Scan the listing and work out how many lines contain the word "JSON". Nothing but the number should be given.

| Supplied records |
━━━━━━

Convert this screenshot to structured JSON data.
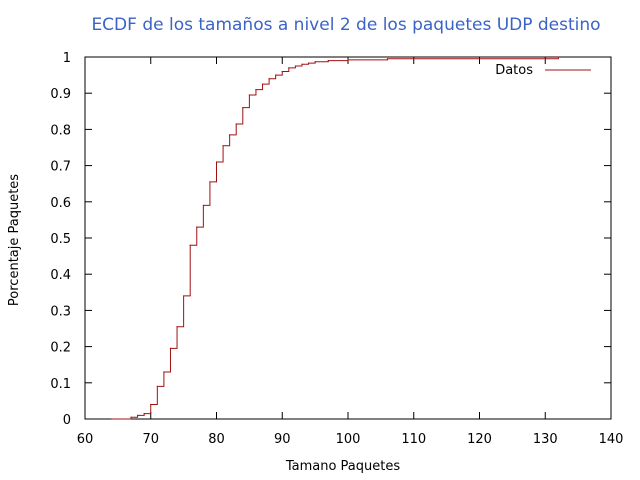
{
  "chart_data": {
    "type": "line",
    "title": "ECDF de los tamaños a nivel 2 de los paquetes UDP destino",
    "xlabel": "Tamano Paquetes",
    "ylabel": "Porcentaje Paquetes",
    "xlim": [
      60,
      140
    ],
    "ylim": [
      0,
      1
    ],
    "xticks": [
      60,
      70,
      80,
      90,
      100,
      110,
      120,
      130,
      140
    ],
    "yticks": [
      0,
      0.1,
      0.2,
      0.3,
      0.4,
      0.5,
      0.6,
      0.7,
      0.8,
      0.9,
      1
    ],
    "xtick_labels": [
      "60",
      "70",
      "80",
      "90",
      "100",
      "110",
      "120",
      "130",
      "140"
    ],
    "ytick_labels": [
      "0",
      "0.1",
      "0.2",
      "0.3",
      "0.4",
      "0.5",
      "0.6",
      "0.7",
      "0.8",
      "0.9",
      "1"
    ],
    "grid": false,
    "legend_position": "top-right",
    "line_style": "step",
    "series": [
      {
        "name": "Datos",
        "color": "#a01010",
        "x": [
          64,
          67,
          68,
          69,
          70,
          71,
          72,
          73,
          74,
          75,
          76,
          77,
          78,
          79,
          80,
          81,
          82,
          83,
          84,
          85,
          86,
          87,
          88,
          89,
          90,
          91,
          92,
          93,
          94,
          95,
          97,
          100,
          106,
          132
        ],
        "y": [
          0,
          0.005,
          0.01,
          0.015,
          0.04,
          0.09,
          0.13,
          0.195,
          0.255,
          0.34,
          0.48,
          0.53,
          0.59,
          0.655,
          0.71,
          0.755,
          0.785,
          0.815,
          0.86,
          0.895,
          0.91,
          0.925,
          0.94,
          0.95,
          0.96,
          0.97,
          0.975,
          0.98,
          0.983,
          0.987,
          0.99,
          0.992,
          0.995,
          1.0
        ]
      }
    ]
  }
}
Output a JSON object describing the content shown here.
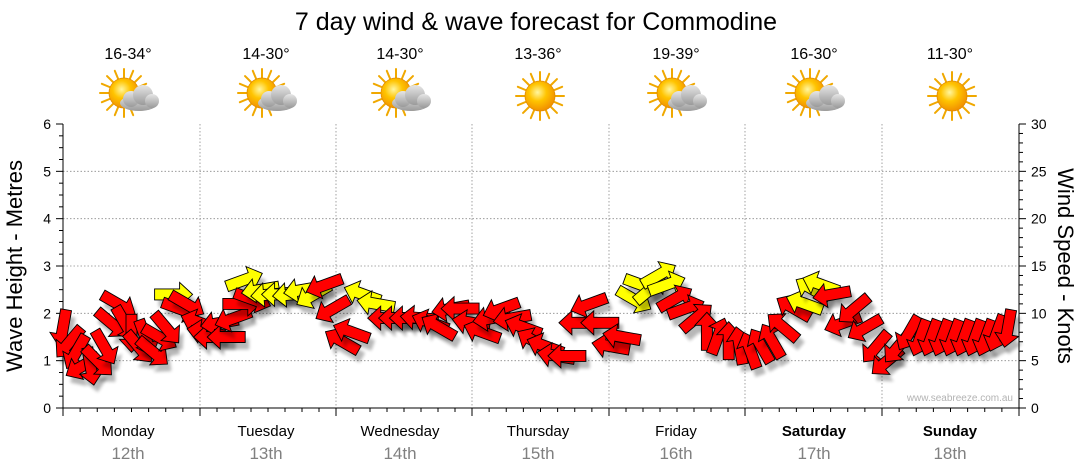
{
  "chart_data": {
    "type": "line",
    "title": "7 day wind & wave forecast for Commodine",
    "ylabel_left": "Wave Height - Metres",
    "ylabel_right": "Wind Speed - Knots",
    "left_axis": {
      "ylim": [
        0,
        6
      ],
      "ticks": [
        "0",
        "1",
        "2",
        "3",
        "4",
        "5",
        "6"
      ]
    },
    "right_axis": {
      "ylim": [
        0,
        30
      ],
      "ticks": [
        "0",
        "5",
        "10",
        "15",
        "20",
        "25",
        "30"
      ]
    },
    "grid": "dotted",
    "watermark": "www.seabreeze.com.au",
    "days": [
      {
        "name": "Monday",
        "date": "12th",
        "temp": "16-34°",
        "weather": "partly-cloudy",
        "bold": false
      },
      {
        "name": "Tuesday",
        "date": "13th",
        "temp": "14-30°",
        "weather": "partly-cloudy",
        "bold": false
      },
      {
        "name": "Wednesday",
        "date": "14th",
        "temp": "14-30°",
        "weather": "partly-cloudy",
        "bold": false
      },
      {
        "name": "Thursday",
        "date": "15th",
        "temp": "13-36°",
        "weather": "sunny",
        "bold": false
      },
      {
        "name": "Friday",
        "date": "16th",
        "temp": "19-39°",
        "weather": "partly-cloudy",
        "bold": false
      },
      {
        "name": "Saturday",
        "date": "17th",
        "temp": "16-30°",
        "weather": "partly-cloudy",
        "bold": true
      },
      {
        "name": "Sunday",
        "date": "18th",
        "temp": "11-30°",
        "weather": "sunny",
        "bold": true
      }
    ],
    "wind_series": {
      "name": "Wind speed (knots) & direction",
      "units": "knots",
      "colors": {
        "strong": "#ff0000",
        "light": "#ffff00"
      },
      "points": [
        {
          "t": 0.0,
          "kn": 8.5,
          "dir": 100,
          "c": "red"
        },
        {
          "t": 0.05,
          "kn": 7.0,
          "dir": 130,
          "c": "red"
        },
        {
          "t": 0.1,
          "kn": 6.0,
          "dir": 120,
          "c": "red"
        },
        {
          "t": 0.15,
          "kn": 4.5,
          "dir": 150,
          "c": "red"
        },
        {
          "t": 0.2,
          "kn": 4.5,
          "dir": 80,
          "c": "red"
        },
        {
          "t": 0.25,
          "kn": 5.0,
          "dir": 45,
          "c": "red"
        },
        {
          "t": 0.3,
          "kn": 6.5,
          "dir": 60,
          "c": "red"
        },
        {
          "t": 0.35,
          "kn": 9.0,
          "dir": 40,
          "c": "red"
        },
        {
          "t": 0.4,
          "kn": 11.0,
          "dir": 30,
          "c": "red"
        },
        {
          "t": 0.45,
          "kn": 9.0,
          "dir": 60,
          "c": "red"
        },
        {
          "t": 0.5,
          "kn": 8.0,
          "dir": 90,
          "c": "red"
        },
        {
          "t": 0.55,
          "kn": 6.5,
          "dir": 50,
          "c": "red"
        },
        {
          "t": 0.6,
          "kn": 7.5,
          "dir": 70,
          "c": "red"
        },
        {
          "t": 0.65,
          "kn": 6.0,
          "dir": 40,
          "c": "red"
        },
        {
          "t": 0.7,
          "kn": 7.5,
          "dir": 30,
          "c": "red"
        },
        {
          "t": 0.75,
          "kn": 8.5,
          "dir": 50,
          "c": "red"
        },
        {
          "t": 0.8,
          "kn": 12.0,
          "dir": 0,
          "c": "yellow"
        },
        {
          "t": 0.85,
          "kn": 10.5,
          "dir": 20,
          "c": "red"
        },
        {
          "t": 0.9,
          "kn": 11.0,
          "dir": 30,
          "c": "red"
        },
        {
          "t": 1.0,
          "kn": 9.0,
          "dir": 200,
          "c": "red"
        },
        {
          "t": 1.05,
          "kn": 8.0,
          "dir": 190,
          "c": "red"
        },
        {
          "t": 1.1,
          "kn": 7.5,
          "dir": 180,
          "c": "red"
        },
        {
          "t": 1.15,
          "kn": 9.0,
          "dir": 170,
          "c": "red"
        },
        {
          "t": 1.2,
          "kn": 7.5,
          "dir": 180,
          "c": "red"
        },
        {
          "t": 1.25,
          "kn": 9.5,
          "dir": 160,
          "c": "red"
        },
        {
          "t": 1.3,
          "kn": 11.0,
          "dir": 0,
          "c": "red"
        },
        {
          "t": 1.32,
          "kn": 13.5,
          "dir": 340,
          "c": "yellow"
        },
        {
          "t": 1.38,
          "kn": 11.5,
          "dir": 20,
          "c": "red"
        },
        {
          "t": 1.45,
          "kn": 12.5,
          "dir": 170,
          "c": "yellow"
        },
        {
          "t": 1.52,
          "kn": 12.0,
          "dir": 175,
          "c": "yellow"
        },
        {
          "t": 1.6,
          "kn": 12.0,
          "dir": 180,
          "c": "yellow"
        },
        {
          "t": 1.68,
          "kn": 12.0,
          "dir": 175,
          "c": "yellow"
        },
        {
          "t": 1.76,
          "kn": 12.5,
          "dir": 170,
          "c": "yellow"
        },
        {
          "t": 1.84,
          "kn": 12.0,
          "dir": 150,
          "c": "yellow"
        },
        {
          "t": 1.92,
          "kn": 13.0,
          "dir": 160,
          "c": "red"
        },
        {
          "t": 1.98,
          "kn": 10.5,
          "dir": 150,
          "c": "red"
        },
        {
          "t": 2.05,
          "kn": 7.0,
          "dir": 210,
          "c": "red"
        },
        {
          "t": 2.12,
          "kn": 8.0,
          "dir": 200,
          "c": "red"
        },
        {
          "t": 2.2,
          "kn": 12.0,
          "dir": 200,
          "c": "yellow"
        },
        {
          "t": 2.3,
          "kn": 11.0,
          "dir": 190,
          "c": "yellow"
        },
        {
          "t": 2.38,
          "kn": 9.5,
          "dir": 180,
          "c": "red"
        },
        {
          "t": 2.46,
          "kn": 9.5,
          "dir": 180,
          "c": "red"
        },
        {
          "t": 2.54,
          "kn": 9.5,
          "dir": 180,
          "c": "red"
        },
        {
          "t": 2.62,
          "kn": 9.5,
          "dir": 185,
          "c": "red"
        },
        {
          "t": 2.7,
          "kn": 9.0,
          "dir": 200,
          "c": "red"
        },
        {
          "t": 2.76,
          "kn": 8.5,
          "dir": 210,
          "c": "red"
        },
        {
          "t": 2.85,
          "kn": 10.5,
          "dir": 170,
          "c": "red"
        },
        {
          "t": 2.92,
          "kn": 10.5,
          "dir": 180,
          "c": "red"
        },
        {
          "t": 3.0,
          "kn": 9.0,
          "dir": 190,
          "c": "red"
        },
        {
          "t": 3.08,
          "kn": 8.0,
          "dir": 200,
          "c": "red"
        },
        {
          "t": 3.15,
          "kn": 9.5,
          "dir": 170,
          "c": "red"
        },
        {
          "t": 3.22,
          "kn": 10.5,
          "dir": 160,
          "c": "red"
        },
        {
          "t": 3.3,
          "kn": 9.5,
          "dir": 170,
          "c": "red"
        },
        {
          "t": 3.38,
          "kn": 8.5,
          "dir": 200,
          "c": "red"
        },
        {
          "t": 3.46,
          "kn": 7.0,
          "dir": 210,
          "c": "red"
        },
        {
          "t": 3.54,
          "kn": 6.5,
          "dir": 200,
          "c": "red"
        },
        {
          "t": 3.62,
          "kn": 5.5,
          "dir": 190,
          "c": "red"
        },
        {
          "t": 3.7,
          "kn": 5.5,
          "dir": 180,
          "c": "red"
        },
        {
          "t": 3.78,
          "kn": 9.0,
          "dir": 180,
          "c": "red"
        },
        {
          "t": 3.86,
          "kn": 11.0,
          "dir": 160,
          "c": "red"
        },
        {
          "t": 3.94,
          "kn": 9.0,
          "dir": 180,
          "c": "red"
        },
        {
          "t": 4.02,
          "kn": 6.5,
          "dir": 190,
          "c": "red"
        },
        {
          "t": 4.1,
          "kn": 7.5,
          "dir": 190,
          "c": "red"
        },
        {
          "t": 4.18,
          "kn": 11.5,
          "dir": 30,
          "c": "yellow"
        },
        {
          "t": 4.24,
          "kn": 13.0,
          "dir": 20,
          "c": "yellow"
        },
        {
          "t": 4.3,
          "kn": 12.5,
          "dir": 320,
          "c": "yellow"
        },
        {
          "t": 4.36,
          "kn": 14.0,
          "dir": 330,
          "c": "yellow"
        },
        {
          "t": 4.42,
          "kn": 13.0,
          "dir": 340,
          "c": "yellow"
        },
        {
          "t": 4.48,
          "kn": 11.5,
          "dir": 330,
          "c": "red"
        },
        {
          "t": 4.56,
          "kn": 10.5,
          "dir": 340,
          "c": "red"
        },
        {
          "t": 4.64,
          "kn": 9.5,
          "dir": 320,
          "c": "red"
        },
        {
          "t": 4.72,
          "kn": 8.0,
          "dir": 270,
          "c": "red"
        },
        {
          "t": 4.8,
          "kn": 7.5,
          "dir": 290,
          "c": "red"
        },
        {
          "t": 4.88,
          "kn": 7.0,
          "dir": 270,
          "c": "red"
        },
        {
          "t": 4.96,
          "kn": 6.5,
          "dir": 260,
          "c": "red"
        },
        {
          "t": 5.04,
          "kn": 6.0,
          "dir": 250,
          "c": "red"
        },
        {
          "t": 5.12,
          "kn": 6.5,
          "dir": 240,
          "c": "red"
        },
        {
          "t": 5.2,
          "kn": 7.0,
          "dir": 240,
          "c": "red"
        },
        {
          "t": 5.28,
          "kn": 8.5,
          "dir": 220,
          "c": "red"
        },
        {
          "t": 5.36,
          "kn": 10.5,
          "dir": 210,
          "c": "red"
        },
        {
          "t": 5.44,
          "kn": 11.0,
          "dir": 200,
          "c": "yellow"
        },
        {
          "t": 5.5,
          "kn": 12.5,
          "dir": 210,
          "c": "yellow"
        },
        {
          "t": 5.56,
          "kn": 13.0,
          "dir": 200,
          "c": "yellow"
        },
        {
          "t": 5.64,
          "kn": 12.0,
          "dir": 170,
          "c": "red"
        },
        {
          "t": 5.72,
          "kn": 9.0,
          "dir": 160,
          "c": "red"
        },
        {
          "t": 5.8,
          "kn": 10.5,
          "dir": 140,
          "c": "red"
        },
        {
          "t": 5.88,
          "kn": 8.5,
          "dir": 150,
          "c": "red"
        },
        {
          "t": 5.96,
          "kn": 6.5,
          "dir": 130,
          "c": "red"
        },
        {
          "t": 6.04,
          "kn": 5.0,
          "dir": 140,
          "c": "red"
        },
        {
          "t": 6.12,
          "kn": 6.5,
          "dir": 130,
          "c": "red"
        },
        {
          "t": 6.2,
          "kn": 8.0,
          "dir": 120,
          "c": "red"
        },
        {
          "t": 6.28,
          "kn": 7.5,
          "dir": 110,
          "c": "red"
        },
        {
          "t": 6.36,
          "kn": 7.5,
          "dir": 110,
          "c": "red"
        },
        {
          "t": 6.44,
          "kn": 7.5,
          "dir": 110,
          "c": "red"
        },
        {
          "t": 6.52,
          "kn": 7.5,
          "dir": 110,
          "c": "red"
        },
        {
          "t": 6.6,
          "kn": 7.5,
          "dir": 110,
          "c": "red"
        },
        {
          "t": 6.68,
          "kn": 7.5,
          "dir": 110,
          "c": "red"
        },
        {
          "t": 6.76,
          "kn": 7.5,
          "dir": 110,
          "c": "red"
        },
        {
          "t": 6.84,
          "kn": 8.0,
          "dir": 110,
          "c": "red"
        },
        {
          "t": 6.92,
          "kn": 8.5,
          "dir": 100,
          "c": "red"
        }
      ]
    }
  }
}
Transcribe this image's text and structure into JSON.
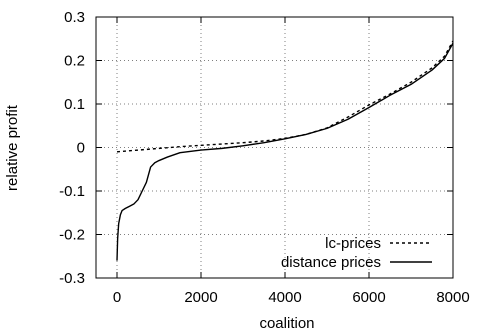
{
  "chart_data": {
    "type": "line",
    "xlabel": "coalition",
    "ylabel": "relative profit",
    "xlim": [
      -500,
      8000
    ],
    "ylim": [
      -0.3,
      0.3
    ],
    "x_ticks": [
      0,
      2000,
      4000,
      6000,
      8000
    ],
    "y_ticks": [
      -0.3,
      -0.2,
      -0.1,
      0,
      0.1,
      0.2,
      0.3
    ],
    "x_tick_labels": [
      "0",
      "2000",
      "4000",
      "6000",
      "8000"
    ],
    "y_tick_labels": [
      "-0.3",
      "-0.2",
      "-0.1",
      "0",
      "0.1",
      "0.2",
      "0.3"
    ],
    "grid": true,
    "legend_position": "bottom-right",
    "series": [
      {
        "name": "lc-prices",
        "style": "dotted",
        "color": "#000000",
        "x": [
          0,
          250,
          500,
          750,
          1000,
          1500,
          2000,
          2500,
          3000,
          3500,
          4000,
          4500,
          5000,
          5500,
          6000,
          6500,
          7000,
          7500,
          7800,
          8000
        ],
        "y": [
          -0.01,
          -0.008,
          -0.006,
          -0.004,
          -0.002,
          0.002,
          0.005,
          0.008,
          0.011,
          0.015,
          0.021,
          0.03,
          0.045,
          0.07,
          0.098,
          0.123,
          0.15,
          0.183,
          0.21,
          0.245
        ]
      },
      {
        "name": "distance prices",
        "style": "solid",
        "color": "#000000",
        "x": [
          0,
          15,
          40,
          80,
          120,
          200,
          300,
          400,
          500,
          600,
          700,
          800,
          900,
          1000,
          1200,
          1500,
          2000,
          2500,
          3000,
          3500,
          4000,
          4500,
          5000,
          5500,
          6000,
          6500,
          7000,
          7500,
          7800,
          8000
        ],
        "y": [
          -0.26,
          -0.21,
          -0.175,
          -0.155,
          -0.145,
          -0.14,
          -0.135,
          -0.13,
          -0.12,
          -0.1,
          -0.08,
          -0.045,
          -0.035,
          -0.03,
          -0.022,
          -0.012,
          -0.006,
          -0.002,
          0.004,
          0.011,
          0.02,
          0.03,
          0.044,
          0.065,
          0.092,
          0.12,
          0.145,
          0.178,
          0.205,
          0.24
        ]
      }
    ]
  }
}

━━━━━━

| Complete output |
3